Search the data below for the string "mogą". Extract every line that contains it.

[Extracted records]
________________________

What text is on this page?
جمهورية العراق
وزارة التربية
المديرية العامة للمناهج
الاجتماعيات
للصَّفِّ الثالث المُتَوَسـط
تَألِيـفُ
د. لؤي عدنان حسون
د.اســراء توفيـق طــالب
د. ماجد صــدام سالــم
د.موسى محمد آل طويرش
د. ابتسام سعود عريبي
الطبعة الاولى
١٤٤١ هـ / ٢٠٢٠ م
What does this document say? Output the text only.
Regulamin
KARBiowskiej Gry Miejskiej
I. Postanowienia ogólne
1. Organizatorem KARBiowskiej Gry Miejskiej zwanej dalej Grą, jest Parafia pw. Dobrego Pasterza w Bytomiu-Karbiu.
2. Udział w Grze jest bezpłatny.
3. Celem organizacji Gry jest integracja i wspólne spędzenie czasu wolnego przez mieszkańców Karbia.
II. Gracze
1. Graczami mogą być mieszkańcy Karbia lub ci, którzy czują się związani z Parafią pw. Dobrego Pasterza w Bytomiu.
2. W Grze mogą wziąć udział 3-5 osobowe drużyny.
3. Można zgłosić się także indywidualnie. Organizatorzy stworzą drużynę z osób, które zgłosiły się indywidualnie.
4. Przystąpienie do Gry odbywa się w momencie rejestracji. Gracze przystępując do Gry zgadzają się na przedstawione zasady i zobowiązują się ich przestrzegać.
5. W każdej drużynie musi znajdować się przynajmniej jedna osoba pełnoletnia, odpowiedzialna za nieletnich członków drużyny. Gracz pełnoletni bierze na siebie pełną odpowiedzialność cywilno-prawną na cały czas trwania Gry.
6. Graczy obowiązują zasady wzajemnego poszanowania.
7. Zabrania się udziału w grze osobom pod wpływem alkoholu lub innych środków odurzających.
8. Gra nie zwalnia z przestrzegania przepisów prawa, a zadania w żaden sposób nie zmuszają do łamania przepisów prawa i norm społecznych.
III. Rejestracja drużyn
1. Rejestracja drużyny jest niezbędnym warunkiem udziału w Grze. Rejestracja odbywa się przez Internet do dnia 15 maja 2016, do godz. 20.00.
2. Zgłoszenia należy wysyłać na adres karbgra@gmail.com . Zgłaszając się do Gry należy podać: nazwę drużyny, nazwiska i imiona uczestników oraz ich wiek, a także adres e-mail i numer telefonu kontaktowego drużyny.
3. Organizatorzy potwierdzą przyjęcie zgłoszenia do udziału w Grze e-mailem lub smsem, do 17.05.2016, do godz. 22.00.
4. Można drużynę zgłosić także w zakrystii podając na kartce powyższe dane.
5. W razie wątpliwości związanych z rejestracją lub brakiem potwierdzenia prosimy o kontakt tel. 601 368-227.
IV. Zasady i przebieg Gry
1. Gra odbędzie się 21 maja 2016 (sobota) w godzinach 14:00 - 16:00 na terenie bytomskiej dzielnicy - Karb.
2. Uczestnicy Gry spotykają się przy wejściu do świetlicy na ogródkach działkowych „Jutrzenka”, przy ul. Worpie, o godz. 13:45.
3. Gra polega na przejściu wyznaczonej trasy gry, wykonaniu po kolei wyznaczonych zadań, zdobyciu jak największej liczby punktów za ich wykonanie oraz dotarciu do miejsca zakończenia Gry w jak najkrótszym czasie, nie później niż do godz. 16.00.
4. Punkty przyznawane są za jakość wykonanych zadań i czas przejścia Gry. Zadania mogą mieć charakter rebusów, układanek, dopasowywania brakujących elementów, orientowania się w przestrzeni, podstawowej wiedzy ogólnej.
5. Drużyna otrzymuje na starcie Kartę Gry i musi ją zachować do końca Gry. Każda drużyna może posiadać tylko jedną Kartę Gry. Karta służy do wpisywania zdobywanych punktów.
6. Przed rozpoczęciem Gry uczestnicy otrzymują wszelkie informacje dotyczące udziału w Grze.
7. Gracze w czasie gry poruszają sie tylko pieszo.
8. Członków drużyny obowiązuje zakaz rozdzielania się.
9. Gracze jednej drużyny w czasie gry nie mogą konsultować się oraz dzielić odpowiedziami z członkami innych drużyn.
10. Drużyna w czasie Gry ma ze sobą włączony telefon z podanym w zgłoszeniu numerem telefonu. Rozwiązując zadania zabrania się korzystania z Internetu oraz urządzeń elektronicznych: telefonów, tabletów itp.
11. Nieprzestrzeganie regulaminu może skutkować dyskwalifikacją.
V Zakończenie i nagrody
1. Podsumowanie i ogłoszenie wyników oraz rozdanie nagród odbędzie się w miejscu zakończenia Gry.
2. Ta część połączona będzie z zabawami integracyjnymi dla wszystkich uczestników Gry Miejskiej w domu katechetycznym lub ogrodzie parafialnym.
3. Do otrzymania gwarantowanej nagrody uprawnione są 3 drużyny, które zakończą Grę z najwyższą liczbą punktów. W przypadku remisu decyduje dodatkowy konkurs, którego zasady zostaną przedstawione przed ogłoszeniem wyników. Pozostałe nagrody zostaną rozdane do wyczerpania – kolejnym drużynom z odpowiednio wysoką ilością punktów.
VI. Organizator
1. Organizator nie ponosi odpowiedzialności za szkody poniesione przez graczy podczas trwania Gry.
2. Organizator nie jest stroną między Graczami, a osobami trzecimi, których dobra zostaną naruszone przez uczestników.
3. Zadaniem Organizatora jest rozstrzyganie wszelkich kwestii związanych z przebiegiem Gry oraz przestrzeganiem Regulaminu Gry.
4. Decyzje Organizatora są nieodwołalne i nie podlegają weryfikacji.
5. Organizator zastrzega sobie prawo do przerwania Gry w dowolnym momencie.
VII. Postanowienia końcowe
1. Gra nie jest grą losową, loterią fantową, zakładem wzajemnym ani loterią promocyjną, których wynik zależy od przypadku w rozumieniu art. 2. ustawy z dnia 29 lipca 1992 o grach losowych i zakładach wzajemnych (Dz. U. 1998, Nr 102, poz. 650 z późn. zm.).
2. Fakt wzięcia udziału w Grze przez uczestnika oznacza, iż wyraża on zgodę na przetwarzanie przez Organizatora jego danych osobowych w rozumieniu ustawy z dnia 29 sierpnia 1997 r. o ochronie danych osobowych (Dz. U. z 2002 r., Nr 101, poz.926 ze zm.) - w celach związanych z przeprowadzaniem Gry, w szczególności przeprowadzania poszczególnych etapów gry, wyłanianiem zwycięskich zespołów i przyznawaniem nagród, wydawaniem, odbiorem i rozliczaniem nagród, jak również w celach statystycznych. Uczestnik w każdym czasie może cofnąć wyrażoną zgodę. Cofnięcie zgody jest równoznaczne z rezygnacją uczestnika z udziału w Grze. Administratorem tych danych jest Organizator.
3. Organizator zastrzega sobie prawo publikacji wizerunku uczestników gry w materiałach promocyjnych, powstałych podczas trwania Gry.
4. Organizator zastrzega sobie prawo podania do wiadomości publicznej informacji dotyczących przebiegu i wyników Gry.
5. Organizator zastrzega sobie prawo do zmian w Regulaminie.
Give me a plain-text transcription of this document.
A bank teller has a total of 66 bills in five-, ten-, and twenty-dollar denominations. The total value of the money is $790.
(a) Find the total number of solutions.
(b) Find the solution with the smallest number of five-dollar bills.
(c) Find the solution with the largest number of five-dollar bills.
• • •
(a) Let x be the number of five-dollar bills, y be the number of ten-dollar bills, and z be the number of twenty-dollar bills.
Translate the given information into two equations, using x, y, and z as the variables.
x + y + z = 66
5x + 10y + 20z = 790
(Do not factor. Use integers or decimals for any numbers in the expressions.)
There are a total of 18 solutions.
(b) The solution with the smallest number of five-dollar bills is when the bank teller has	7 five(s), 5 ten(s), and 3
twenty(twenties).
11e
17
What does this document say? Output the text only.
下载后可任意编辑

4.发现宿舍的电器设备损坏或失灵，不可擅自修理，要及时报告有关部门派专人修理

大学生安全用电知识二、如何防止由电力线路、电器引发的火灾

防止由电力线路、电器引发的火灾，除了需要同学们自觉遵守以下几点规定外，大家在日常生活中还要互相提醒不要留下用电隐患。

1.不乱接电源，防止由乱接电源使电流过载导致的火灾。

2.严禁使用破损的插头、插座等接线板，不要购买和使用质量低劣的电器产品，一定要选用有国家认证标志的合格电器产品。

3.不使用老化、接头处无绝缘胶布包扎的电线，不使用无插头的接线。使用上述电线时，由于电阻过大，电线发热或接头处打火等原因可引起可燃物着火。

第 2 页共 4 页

________________________

■ Correct output
1. Graczami mogą być mieszkańcy Karbia lub ci, którzy czują się związani z Parafią pw. Dobrego Pasterza w Bytomiu.
2. W Grze mogą wziąć udział 3-5 osobowe drużyny.
4. Punkty przyznawane są za jakość wykonanych zadań i czas przejścia Gry. Zadania mogą mieć charakter rebusów, układanek, dopasowywania brakujących elementów, orientowania się w przestrzeni, podstawowej wiedzy ogólnej.
9. Gracze jednej drużyny w czasie gry nie mogą konsultować się oraz dzielić odpowiedziami z członkami innych drużyn.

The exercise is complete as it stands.